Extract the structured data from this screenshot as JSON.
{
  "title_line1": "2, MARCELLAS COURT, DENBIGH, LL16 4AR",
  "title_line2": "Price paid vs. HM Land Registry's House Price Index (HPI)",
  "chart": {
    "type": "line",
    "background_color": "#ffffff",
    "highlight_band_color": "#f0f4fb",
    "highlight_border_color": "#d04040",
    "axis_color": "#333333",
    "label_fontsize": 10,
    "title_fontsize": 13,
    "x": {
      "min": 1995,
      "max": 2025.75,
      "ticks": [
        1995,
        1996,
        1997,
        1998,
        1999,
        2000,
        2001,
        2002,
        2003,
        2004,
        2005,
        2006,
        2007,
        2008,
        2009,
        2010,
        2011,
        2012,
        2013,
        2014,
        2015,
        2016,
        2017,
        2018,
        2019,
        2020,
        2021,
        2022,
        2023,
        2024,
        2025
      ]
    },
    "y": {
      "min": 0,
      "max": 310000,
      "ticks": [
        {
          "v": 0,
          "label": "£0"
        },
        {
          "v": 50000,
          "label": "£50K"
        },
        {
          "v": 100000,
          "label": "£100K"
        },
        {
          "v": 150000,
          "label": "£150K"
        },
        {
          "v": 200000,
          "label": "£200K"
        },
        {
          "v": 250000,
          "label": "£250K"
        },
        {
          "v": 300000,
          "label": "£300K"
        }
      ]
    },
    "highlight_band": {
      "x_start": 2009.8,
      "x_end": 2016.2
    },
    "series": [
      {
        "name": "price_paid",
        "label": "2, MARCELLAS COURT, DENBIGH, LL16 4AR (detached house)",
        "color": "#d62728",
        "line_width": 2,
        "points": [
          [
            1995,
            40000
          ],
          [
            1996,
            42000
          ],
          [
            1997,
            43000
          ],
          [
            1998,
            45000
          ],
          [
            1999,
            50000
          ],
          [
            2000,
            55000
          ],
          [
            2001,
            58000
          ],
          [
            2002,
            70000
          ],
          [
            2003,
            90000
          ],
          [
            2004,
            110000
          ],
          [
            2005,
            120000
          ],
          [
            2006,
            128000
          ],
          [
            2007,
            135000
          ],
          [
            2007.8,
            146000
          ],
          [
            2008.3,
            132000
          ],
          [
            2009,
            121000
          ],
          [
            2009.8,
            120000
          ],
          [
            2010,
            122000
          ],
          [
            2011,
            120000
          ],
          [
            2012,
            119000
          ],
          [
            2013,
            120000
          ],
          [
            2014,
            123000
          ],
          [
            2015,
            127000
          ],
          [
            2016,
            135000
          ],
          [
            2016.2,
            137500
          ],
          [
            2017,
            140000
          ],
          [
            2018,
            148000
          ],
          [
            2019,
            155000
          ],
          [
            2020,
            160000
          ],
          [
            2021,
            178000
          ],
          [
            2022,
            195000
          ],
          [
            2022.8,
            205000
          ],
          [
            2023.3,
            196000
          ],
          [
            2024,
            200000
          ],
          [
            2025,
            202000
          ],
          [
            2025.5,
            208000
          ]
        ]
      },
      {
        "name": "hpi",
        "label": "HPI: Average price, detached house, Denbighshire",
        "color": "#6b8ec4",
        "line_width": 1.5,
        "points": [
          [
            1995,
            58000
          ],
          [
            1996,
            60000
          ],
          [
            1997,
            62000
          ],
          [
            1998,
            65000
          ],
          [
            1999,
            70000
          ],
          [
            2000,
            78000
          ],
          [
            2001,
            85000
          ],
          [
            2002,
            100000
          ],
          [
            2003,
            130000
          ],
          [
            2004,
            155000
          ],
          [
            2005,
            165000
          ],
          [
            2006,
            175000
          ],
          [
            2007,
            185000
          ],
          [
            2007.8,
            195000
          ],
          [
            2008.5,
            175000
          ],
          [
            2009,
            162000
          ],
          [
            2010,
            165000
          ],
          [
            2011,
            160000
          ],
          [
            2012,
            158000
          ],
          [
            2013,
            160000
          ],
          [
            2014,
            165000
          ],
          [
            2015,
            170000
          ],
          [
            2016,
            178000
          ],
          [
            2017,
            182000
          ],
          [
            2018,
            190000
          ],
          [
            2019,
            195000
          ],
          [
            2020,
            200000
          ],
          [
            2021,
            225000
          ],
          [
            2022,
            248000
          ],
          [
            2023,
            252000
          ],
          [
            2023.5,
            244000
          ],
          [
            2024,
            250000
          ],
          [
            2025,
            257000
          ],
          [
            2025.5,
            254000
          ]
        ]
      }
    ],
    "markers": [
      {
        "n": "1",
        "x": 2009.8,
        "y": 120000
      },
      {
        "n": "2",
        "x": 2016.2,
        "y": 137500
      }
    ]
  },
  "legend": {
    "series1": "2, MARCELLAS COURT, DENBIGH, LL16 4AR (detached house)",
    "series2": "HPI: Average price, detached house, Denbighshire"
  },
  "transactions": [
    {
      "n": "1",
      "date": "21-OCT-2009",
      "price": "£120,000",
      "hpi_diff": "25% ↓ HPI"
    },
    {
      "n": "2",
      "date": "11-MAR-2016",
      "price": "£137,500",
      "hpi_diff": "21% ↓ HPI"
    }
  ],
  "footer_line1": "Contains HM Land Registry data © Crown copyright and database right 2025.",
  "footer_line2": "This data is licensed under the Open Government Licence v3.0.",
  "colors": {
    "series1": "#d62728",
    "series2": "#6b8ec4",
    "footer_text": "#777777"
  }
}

Given instruction => Take the lines above and retype all of them exactly.

Expected answer =>
Extract the structured data from this screenshot as JSON.
{
  "title_line1": "2, MARCELLAS COURT, DENBIGH, LL16 4AR",
  "title_line2": "Price paid vs. HM Land Registry's House Price Index (HPI)",
  "chart": {
    "type": "line",
    "background_color": "#ffffff",
    "highlight_band_color": "#f0f4fb",
    "highlight_border_color": "#d04040",
    "axis_color": "#333333",
    "label_fontsize": 10,
    "title_fontsize": 13,
    "x": {
      "min": 1995,
      "max": 2025.75,
      "ticks": [
        1995,
        1996,
        1997,
        1998,
        1999,
        2000,
        2001,
        2002,
        2003,
        2004,
        2005,
        2006,
        2007,
        2008,
        2009,
        2010,
        2011,
        2012,
        2013,
        2014,
        2015,
        2016,
        2017,
        2018,
        2019,
        2020,
        2021,
        2022,
        2023,
        2024,
        2025
      ]
    },
    "y": {
      "min": 0,
      "max": 310000,
      "ticks": [
        {
          "v": 0,
          "label": "£0"
        },
        {
          "v": 50000,
          "label": "£50K"
        },
        {
          "v": 100000,
          "label": "£100K"
        },
        {
          "v": 150000,
          "label": "£150K"
        },
        {
          "v": 200000,
          "label": "£200K"
        },
        {
          "v": 250000,
          "label": "£250K"
        },
        {
          "v": 300000,
          "label": "£300K"
        }
      ]
    },
    "highlight_band": {
      "x_start": 2009.8,
      "x_end": 2016.2
    },
    "series": [
      {
        "name": "price_paid",
        "label": "2, MARCELLAS COURT, DENBIGH, LL16 4AR (detached house)",
        "color": "#d62728",
        "line_width": 2,
        "points": [
          [
            1995,
            40000
          ],
          [
            1996,
            42000
          ],
          [
            1997,
            43000
          ],
          [
            1998,
            45000
          ],
          [
            1999,
            50000
          ],
          [
            2000,
            55000
          ],
          [
            2001,
            58000
          ],
          [
            2002,
            70000
          ],
          [
            2003,
            90000
          ],
          [
            2004,
            110000
          ],
          [
            2005,
            120000
          ],
          [
            2006,
            128000
          ],
          [
            2007,
            135000
          ],
          [
            2007.8,
            146000
          ],
          [
            2008.3,
            132000
          ],
          [
            2009,
            121000
          ],
          [
            2009.8,
            120000
          ],
          [
            2010,
            122000
          ],
          [
            2011,
            120000
          ],
          [
            2012,
            119000
          ],
          [
            2013,
            120000
          ],
          [
            2014,
            123000
          ],
          [
            2015,
            127000
          ],
          [
            2016,
            135000
          ],
          [
            2016.2,
            137500
          ],
          [
            2017,
            140000
          ],
          [
            2018,
            148000
          ],
          [
            2019,
            155000
          ],
          [
            2020,
            160000
          ],
          [
            2021,
            178000
          ],
          [
            2022,
            195000
          ],
          [
            2022.8,
            205000
          ],
          [
            2023.3,
            196000
          ],
          [
            2024,
            200000
          ],
          [
            2025,
            202000
          ],
          [
            2025.5,
            208000
          ]
        ]
      },
      {
        "name": "hpi",
        "label": "HPI: Average price, detached house, Denbighshire",
        "color": "#6b8ec4",
        "line_width": 1.5,
        "points": [
          [
            1995,
            58000
          ],
          [
            1996,
            60000
          ],
          [
            1997,
            62000
          ],
          [
            1998,
            65000
          ],
          [
            1999,
            70000
          ],
          [
            2000,
            78000
          ],
          [
            2001,
            85000
          ],
          [
            2002,
            100000
          ],
          [
            2003,
            130000
          ],
          [
            2004,
            155000
          ],
          [
            2005,
            165000
          ],
          [
            2006,
            175000
          ],
          [
            2007,
            185000
          ],
          [
            2007.8,
            195000
          ],
          [
            2008.5,
            175000
          ],
          [
            2009,
            162000
          ],
          [
            2010,
            165000
          ],
          [
            2011,
            160000
          ],
          [
            2012,
            158000
          ],
          [
            2013,
            160000
          ],
          [
            2014,
            165000
          ],
          [
            2015,
            170000
          ],
          [
            2016,
            178000
          ],
          [
            2017,
            182000
          ],
          [
            2018,
            190000
          ],
          [
            2019,
            195000
          ],
          [
            2020,
            200000
          ],
          [
            2021,
            225000
          ],
          [
            2022,
            248000
          ],
          [
            2023,
            252000
          ],
          [
            2023.5,
            244000
          ],
          [
            2024,
            250000
          ],
          [
            2025,
            257000
          ],
          [
            2025.5,
            254000
          ]
        ]
      }
    ],
    "markers": [
      {
        "n": "1",
        "x": 2009.8,
        "y": 120000
      },
      {
        "n": "2",
        "x": 2016.2,
        "y": 137500
      }
    ]
  },
  "legend": {
    "series1": "2, MARCELLAS COURT, DENBIGH, LL16 4AR (detached house)",
    "series2": "HPI: Average price, detached house, Denbighshire"
  },
  "transactions": [
    {
      "n": "1",
      "date": "21-OCT-2009",
      "price": "£120,000",
      "hpi_diff": "25% ↓ HPI"
    },
    {
      "n": "2",
      "date": "11-MAR-2016",
      "price": "£137,500",
      "hpi_diff": "21% ↓ HPI"
    }
  ],
  "footer_line1": "Contains HM Land Registry data © Crown copyright and database right 2025.",
  "footer_line2": "This data is licensed under the Open Government Licence v3.0.",
  "colors": {
    "series1": "#d62728",
    "series2": "#6b8ec4",
    "footer_text": "#777777"
  }
}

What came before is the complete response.